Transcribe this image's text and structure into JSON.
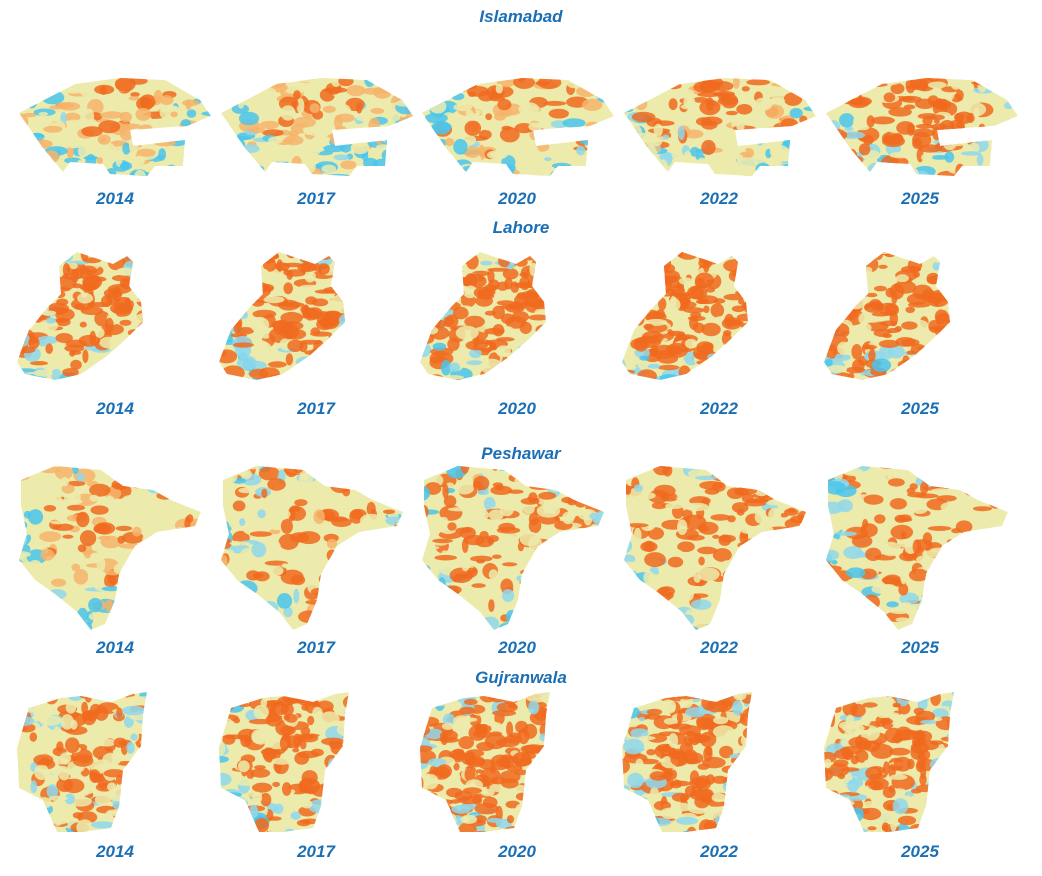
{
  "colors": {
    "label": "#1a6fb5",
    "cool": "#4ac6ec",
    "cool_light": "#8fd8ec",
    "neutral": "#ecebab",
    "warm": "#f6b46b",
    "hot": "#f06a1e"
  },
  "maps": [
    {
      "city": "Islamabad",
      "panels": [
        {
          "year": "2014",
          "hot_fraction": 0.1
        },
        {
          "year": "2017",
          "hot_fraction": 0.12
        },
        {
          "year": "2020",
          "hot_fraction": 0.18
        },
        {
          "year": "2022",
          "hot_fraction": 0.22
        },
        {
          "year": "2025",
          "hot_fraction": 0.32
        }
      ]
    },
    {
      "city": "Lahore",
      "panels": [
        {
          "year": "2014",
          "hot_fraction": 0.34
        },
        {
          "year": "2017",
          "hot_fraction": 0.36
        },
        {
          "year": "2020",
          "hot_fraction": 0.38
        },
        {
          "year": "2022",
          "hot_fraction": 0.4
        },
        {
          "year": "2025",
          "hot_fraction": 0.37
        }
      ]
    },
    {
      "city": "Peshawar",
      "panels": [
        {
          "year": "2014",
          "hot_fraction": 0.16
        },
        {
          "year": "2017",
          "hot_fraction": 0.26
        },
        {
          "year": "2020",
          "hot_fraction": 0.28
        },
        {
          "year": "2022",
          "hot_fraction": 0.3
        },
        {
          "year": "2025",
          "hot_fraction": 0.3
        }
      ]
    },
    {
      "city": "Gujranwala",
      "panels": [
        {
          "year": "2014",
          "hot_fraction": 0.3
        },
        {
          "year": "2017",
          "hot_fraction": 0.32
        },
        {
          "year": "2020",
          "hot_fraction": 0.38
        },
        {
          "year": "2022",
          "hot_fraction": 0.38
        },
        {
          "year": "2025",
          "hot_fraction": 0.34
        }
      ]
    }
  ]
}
****************************************
Problem to work on:
Where a line holds the string "city", copy that line.

Result of this exercise:
      "city": "Islamabad",
      "city": "Lahore",
      "city": "Peshawar",
      "city": "Gujranwala",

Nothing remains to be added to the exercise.